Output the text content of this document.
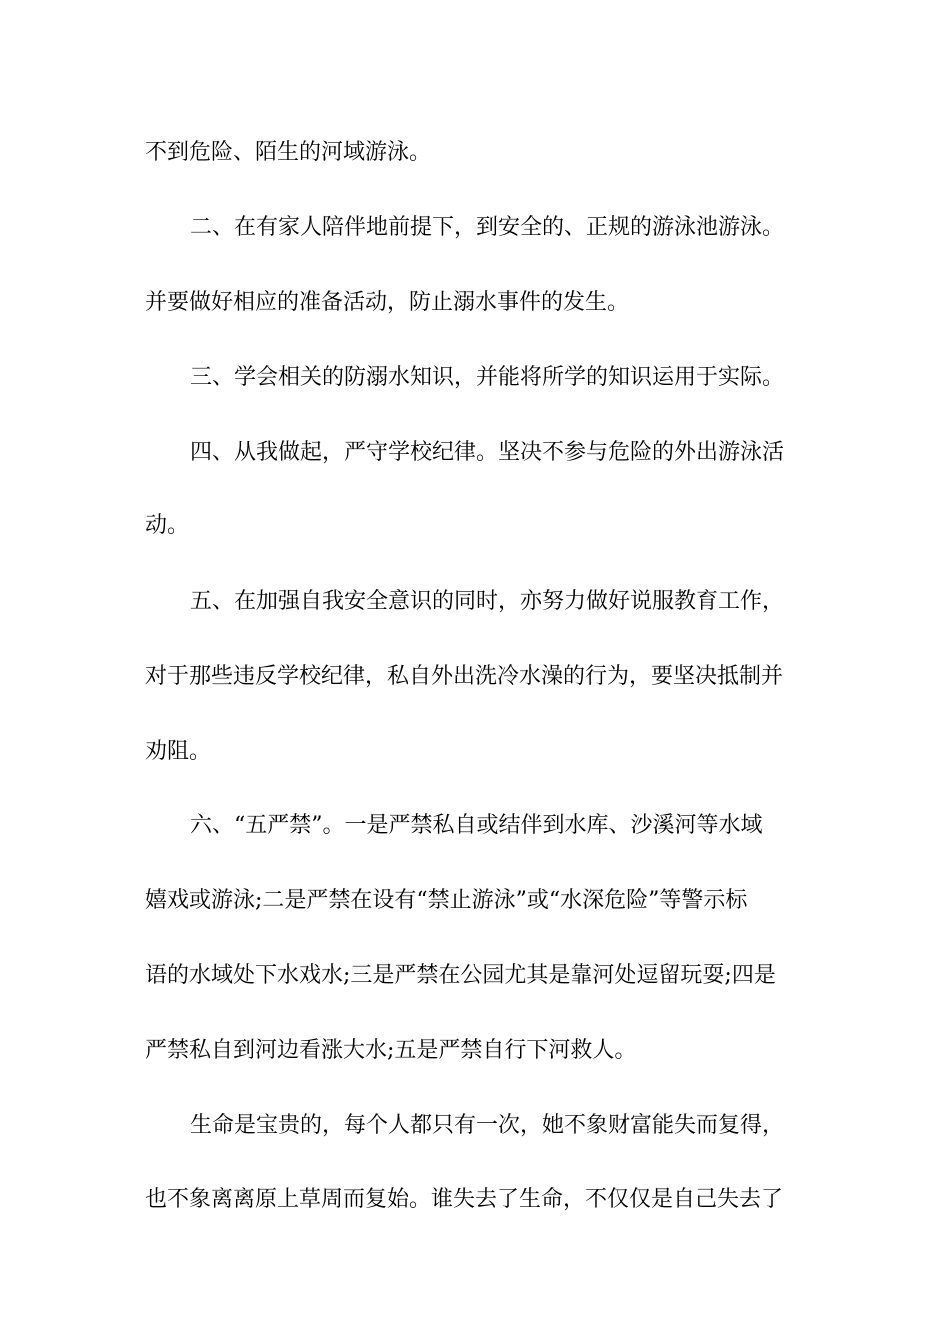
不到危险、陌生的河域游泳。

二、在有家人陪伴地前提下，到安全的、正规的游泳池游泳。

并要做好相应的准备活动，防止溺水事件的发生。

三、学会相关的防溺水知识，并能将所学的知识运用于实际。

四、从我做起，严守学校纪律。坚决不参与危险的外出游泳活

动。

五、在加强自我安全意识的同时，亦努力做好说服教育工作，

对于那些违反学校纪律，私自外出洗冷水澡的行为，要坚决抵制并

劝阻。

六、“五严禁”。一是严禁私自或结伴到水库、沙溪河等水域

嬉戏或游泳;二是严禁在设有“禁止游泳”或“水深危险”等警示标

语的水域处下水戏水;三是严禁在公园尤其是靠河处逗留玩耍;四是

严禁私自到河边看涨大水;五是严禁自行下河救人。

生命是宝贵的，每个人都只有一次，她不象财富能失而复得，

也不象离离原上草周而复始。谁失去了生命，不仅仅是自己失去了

::::

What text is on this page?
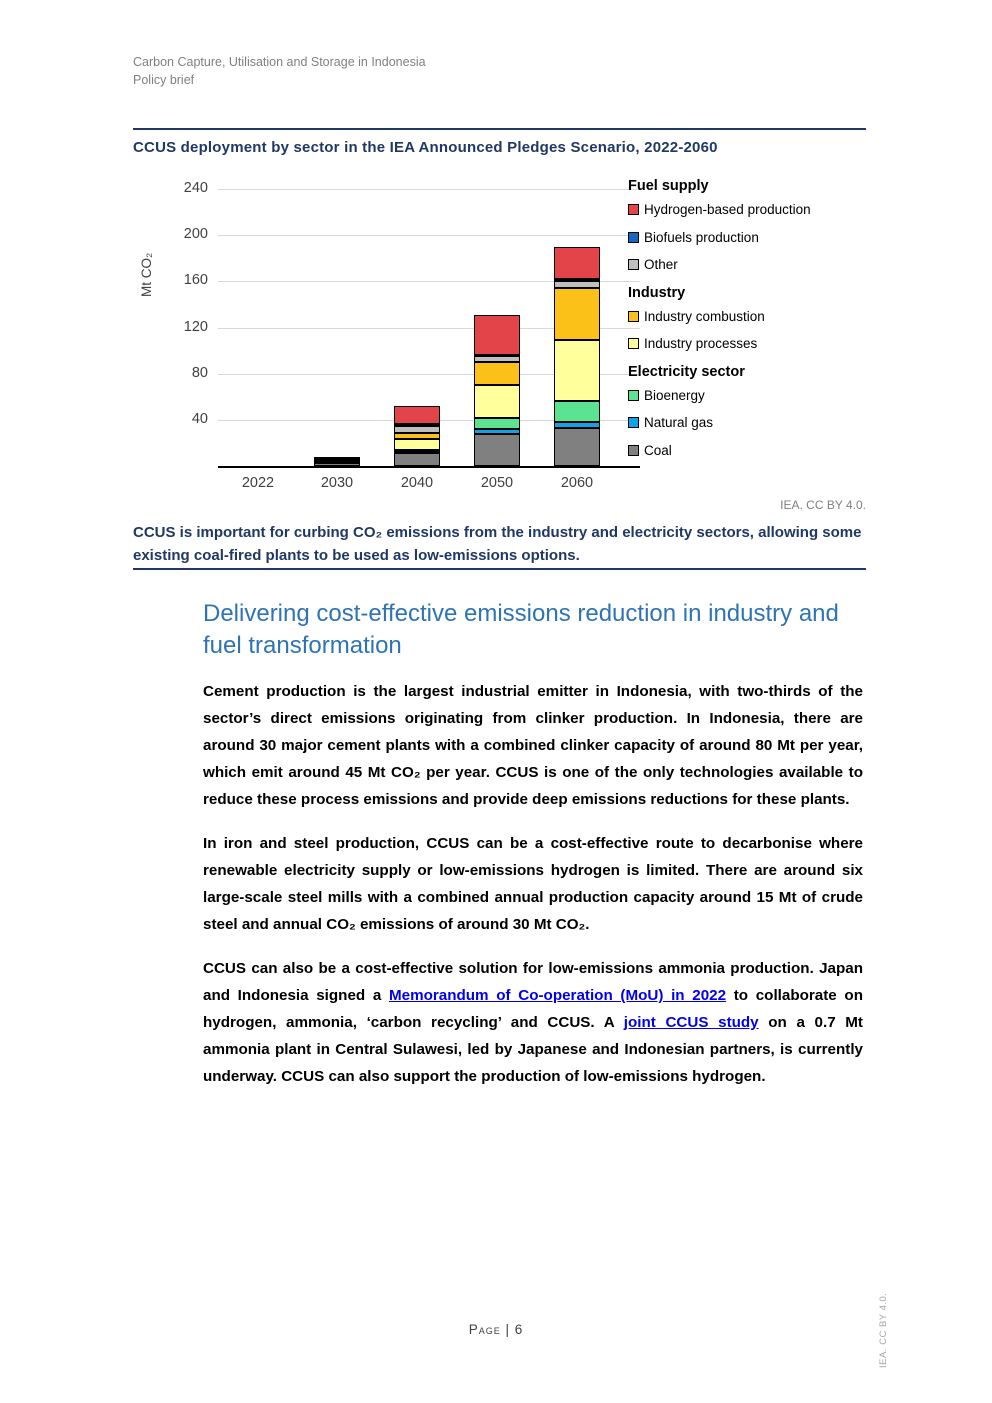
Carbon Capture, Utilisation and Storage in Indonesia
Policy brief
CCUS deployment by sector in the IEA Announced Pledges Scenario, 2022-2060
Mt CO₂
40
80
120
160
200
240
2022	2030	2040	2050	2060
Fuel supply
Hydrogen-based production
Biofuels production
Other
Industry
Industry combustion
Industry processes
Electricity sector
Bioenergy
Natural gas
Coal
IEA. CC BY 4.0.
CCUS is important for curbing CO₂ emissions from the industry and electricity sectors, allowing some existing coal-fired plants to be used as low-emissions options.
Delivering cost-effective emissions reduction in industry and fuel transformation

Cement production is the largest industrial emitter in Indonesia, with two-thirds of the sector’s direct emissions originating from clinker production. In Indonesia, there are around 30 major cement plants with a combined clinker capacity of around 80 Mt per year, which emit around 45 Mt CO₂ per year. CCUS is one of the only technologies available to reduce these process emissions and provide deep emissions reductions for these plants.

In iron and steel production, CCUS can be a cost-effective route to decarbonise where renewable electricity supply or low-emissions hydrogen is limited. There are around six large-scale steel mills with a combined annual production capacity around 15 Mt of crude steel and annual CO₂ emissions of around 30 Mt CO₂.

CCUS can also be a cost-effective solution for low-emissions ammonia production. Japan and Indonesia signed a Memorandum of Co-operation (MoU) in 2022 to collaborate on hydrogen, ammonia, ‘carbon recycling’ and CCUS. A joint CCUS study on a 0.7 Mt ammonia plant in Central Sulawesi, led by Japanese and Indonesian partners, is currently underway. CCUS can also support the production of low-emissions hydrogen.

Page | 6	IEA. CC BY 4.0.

::::

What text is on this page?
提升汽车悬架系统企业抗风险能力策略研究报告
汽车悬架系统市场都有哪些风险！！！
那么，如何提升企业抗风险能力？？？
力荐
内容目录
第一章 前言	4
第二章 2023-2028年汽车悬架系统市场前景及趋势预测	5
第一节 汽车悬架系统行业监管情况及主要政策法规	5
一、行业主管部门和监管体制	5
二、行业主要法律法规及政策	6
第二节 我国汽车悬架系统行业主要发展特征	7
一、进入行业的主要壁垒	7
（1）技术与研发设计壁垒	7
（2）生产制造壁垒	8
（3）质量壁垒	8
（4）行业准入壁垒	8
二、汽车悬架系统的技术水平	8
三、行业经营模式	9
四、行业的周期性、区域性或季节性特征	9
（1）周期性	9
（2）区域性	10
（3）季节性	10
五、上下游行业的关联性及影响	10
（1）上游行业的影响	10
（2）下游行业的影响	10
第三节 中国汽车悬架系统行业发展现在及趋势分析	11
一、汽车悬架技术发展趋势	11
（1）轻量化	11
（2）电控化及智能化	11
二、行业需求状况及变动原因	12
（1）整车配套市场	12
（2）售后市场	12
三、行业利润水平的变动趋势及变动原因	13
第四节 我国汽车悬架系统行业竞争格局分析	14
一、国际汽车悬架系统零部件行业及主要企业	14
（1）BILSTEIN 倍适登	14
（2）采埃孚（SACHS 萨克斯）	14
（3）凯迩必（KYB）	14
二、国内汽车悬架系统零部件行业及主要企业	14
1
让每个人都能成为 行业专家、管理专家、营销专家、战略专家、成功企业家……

::::

* _SHORT PROBLEM_:
Read through the data and copy every line where "supply" shows up.

* _ANSWER_:
Fuel supply
In iron and steel production, CCUS can be a cost-effective route to decarbonise where renewable electricity supply or low-emissions hydrogen is limited. There are around six large-scale steel mills with a combined annual production capacity around 15 Mt of crude steel and annual CO₂ emissions of around 30 Mt CO₂.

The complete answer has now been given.